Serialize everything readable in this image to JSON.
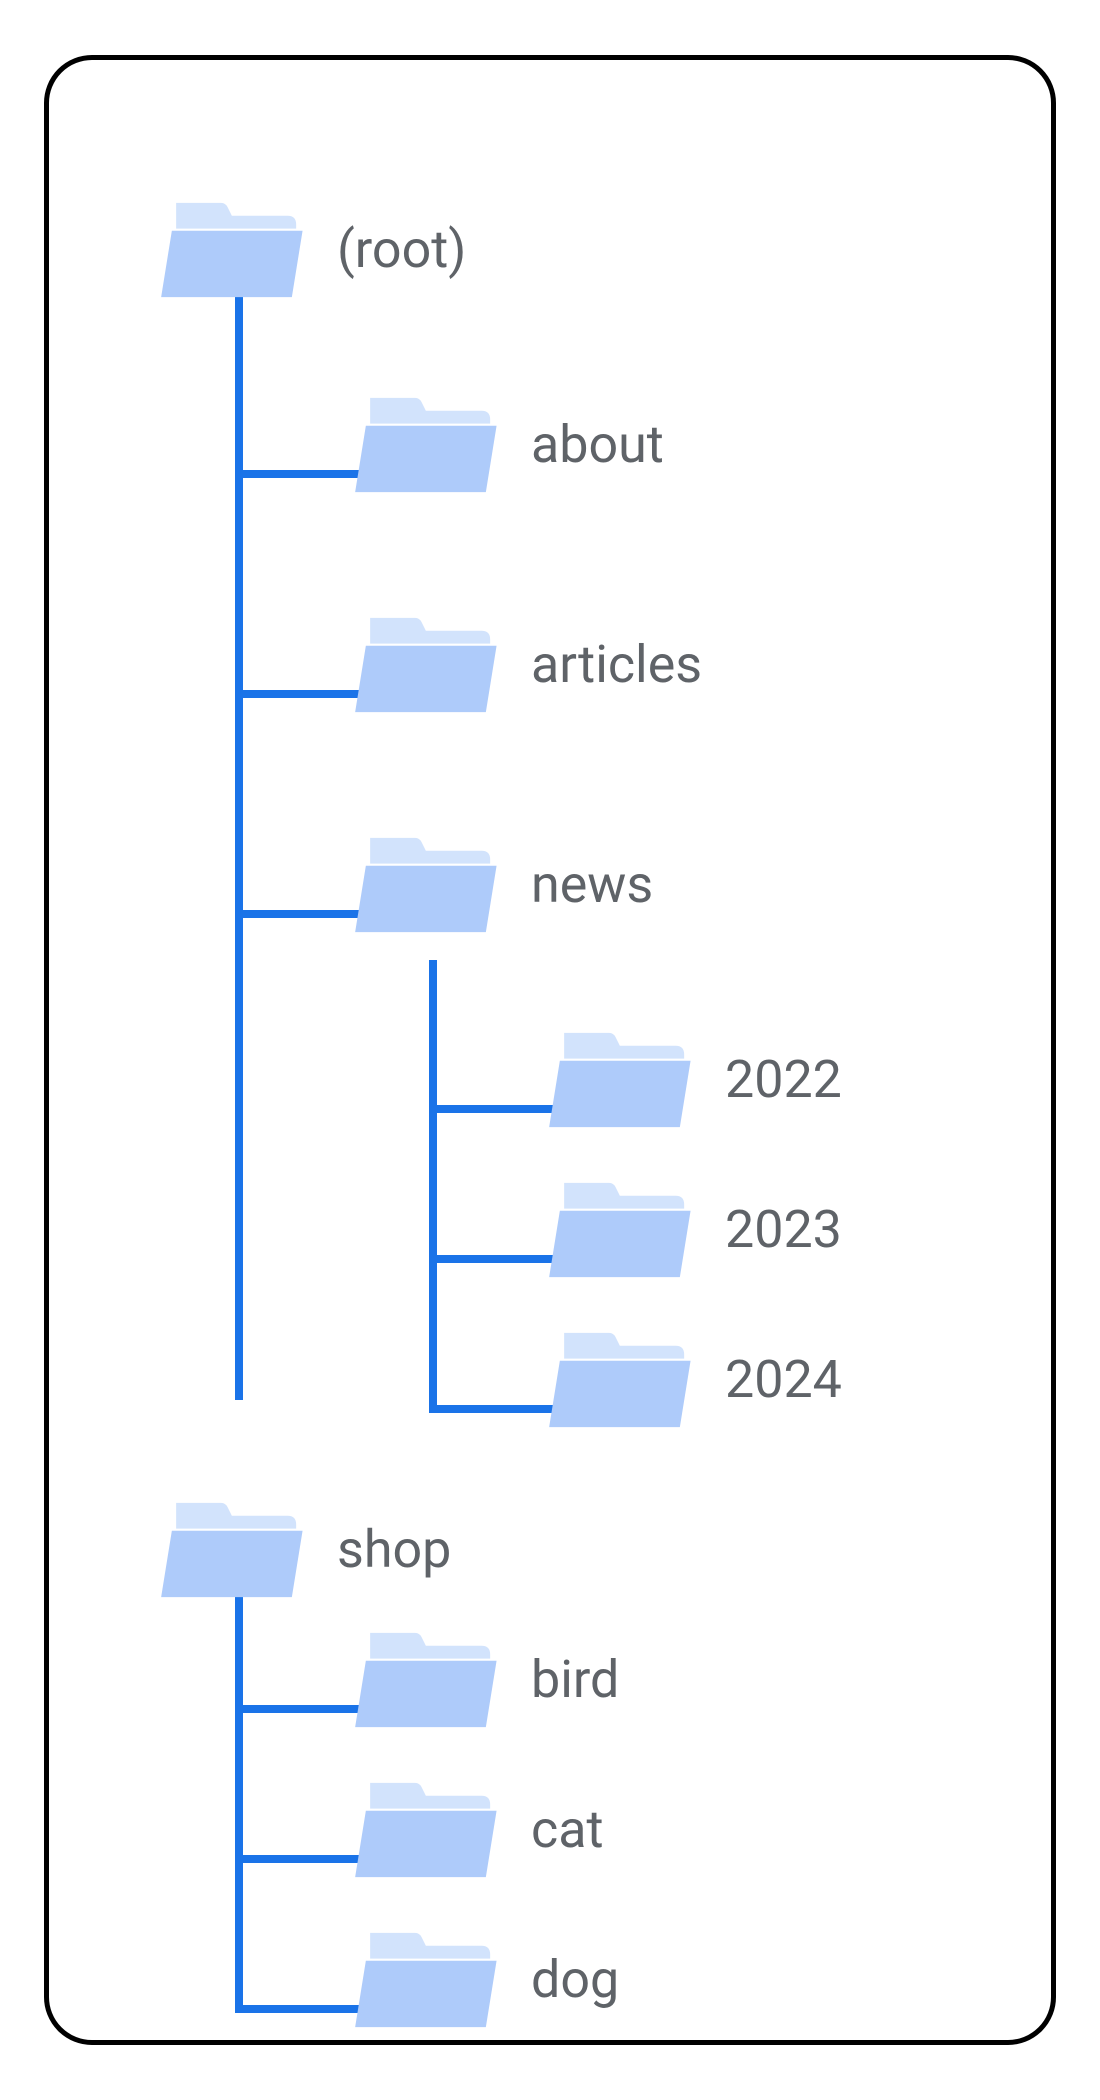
{
  "colors": {
    "line": "#1a73e8",
    "folder_light": "#d2e3fc",
    "folder_main": "#aecbfa",
    "label": "#5f6368"
  },
  "tree": {
    "root": {
      "label": "(root)"
    },
    "about": {
      "label": "about"
    },
    "articles": {
      "label": "articles"
    },
    "news": {
      "label": "news"
    },
    "news_children": {
      "y2022": {
        "label": "2022"
      },
      "y2023": {
        "label": "2023"
      },
      "y2024": {
        "label": "2024"
      }
    },
    "shop": {
      "label": "shop"
    },
    "shop_children": {
      "bird": {
        "label": "bird"
      },
      "cat": {
        "label": "cat"
      },
      "dog": {
        "label": "dog"
      }
    }
  }
}
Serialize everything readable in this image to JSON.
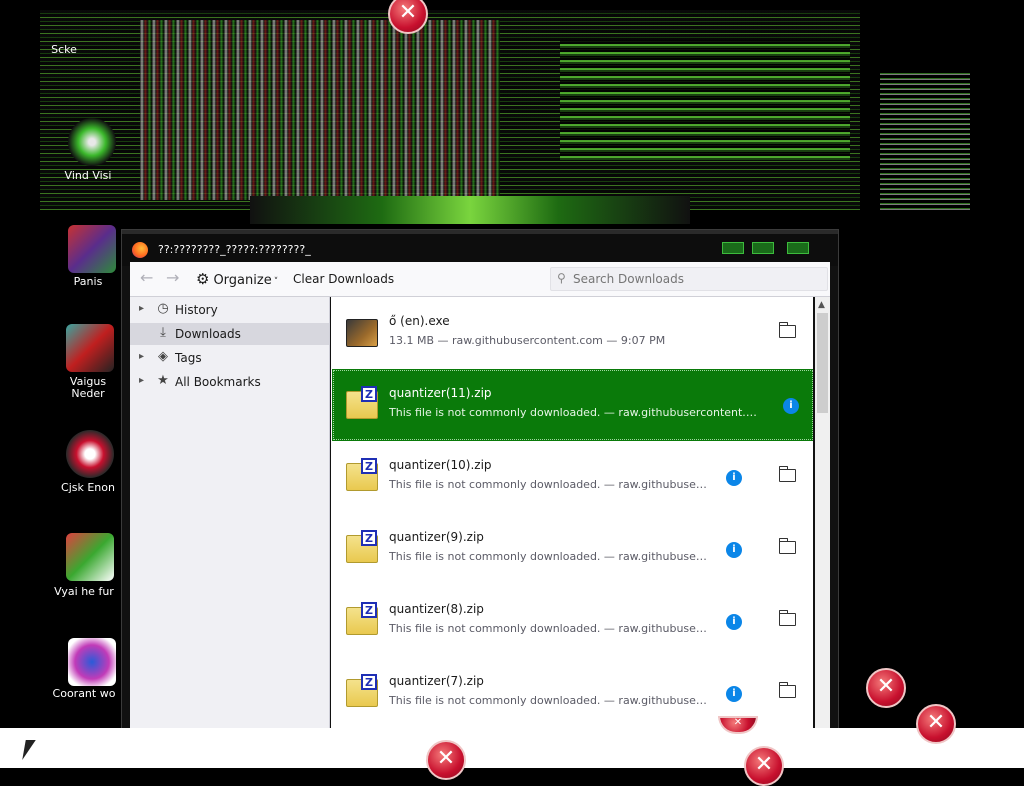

-----

**GIVEN TASK**
Except for the pictures, print the data above exactly.

**CORRECT RESPONSE**
Serialize everything readable in this image to JSON.
{
  "colors": {
    "line": "#1a73e8",
    "folder_light": "#d2e3fc",
    "folder_main": "#aecbfa",
    "label": "#5f6368"
  },
  "tree": {
    "root": {
      "label": "(root)"
    },
    "about": {
      "label": "about"
    },
    "articles": {
      "label": "articles"
    },
    "news": {
      "label": "news"
    },
    "news_children": {
      "y2022": {
        "label": "2022"
      },
      "y2023": {
        "label": "2023"
      },
      "y2024": {
        "label": "2024"
      }
    },
    "shop": {
      "label": "shop"
    },
    "shop_children": {
      "bird": {
        "label": "bird"
      },
      "cat": {
        "label": "cat"
      },
      "dog": {
        "label": "dog"
      }
    }
  }
}
Serialize everything readable in this image to JSON.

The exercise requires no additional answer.